■ **Objective**: Present each line of the listing below as an item in a numbered list, leaving out any blank lines.

+--

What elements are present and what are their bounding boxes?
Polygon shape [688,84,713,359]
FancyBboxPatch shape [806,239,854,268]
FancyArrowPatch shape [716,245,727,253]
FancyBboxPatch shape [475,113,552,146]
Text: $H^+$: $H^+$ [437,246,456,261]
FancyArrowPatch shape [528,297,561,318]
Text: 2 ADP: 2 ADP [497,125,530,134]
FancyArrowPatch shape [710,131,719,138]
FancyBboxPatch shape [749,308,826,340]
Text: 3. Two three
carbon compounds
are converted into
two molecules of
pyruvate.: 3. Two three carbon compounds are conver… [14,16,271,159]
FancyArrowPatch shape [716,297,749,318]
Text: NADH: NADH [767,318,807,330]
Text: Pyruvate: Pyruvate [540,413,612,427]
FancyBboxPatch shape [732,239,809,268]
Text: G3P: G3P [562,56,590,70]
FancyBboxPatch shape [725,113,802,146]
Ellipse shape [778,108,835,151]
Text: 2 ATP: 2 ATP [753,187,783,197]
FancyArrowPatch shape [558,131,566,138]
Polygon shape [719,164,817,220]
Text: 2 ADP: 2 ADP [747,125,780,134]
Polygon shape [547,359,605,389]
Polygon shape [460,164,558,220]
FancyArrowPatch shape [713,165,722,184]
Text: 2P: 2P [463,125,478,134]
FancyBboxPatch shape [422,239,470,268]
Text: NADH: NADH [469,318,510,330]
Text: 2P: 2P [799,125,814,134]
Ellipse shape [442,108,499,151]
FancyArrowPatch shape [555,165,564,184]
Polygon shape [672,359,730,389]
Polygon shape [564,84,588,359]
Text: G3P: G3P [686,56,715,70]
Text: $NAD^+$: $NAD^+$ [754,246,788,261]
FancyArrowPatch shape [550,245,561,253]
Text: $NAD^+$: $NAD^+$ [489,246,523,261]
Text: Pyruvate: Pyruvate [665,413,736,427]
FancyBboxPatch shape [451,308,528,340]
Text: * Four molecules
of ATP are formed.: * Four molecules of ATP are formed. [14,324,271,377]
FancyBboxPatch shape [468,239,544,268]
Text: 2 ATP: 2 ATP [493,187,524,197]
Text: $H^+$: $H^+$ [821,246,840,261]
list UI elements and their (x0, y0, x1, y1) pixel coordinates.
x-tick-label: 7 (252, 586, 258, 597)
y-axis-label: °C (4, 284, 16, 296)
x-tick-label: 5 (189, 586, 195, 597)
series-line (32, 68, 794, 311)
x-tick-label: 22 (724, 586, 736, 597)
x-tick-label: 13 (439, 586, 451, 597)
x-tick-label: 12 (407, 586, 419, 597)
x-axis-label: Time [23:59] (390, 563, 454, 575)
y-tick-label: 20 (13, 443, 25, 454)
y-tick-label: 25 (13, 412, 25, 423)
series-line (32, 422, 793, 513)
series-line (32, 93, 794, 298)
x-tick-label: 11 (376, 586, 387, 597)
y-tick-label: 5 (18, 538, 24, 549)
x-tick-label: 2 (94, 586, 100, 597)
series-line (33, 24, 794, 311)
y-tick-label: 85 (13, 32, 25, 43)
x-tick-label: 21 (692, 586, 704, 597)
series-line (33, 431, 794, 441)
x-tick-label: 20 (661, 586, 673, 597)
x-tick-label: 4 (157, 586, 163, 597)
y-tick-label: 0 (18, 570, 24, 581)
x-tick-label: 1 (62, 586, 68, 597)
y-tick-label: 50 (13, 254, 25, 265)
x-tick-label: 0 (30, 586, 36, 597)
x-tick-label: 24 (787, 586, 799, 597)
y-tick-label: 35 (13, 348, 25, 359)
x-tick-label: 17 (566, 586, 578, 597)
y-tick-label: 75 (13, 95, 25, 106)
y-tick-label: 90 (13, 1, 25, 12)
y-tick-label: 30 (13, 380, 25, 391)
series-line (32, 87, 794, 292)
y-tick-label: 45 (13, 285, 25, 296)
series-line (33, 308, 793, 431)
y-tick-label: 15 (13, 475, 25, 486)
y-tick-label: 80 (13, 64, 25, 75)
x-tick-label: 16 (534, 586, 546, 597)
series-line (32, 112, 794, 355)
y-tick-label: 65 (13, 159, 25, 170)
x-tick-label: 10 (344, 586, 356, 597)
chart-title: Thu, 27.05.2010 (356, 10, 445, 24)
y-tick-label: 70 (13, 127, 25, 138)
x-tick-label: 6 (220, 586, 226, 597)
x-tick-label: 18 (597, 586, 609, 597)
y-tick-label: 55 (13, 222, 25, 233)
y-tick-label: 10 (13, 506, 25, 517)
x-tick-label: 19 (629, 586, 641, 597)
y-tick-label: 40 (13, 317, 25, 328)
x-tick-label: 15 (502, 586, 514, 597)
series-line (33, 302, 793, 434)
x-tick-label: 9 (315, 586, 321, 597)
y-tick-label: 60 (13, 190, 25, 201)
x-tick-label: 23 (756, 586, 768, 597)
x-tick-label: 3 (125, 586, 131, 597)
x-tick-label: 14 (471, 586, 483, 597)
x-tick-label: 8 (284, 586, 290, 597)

+--

■ **Written solution**:
1. What elements are present and what are their bounding boxes?
2. Polygon shape [688,84,713,359]
3. FancyBboxPatch shape [806,239,854,268]
4. FancyArrowPatch shape [716,245,727,253]
5. FancyBboxPatch shape [475,113,552,146]
6. Text: $H^+$: $H^+$ [437,246,456,261]
7. FancyArrowPatch shape [528,297,561,318]
8. Text: 2 ADP: 2 ADP [497,125,530,134]
9. FancyArrowPatch shape [710,131,719,138]
10. FancyBboxPatch shape [749,308,826,340]
11. Text: 3. Two three
12. carbon compounds
13. are converted into
14. two molecules of
15. pyruvate.: 3. Two three carbon compounds are conver… [14,16,271,159]
16. FancyArrowPatch shape [716,297,749,318]
17. Text: NADH: NADH [767,318,807,330]
18. Text: Pyruvate: Pyruvate [540,413,612,427]
19. FancyBboxPatch shape [732,239,809,268]
20. Text: G3P: G3P [562,56,590,70]
21. FancyBboxPatch shape [725,113,802,146]
22. Ellipse shape [778,108,835,151]
23. Text: 2 ATP: 2 ATP [753,187,783,197]
24. FancyArrowPatch shape [558,131,566,138]
25. Polygon shape [719,164,817,220]
26. Text: 2 ADP: 2 ADP [747,125,780,134]
27. Polygon shape [547,359,605,389]
28. Polygon shape [460,164,558,220]
29. FancyArrowPatch shape [713,165,722,184]
30. Text: 2P: 2P [463,125,478,134]
31. FancyBboxPatch shape [422,239,470,268]
32. Text: NADH: NADH [469,318,510,330]
33. Text: 2P: 2P [799,125,814,134]
34. Ellipse shape [442,108,499,151]
35. FancyArrowPatch shape [555,165,564,184]
36. Polygon shape [672,359,730,389]
37. Polygon shape [564,84,588,359]
38. Text: G3P: G3P [686,56,715,70]
39. Text: $NAD^+$: $NAD^+$ [754,246,788,261]
40. FancyArrowPatch shape [550,245,561,253]
41. Text: $NAD^+$: $NAD^+$ [489,246,523,261]
42. Text: Pyruvate: Pyruvate [665,413,736,427]
43. FancyBboxPatch shape [451,308,528,340]
44. Text: * Four molecules
45. of ATP are formed.: * Four molecules of ATP are formed. [14,324,271,377]
46. FancyBboxPatch shape [468,239,544,268]
47. Text: 2 ATP: 2 ATP [493,187,524,197]
48. Text: $H^+$: $H^+$ [821,246,840,261]
49. list UI elements and their (x0, y0, x1, y1) pixel coordinates.
50. x-tick-label: 7 (252, 586, 258, 597)
51. y-axis-label: °C (4, 284, 16, 296)
52. x-tick-label: 5 (189, 586, 195, 597)
53. series-line (32, 68, 794, 311)
54. x-tick-label: 22 (724, 586, 736, 597)
55. x-tick-label: 13 (439, 586, 451, 597)
56. x-tick-label: 12 (407, 586, 419, 597)
57. x-axis-label: Time [23:59] (390, 563, 454, 575)
58. y-tick-label: 20 (13, 443, 25, 454)
59. y-tick-label: 25 (13, 412, 25, 423)
60. series-line (32, 422, 793, 513)
61. series-line (32, 93, 794, 298)
62. x-tick-label: 11 (376, 586, 387, 597)
63. y-tick-label: 5 (18, 538, 24, 549)
64. x-tick-label: 2 (94, 586, 100, 597)
65. series-line (33, 24, 794, 311)
66. y-tick-label: 85 (13, 32, 25, 43)
67. x-tick-label: 21 (692, 586, 704, 597)
68. series-line (33, 431, 794, 441)
69. x-tick-label: 20 (661, 586, 673, 597)
70. x-tick-label: 4 (157, 586, 163, 597)
71. y-tick-label: 0 (18, 570, 24, 581)
72. x-tick-label: 1 (62, 586, 68, 597)
73. y-tick-label: 50 (13, 254, 25, 265)
74. x-tick-label: 0 (30, 586, 36, 597)
75. x-tick-label: 24 (787, 586, 799, 597)
76. y-tick-label: 35 (13, 348, 25, 359)
77. x-tick-label: 17 (566, 586, 578, 597)
78. y-tick-label: 75 (13, 95, 25, 106)
79. y-tick-label: 90 (13, 1, 25, 12)
80. y-tick-label: 30 (13, 380, 25, 391)
81. series-line (32, 87, 794, 292)
82. y-tick-label: 45 (13, 285, 25, 296)
83. series-line (33, 308, 793, 431)
84. y-tick-label: 15 (13, 475, 25, 486)
85. y-tick-label: 80 (13, 64, 25, 75)
86. x-tick-label: 16 (534, 586, 546, 597)
87. series-line (32, 112, 794, 355)
88. y-tick-label: 65 (13, 159, 25, 170)
89. x-tick-label: 10 (344, 586, 356, 597)
90. chart-title: Thu, 27.05.2010 (356, 10, 445, 24)
91. y-tick-label: 70 (13, 127, 25, 138)
92. x-tick-label: 6 (220, 586, 226, 597)
93. x-tick-label: 18 (597, 586, 609, 597)
94. y-tick-label: 55 (13, 222, 25, 233)
95. y-tick-label: 10 (13, 506, 25, 517)
96. x-tick-label: 19 (629, 586, 641, 597)
97. y-tick-label: 40 (13, 317, 25, 328)
98. x-tick-label: 15 (502, 586, 514, 597)
99. series-line (33, 302, 793, 434)
100. x-tick-label: 9 (315, 586, 321, 597)
101. y-tick-label: 60 (13, 190, 25, 201)
102. x-tick-label: 23 (756, 586, 768, 597)
103. x-tick-label: 3 (125, 586, 131, 597)
104. x-tick-label: 14 (471, 586, 483, 597)
105. x-tick-label: 8 (284, 586, 290, 597)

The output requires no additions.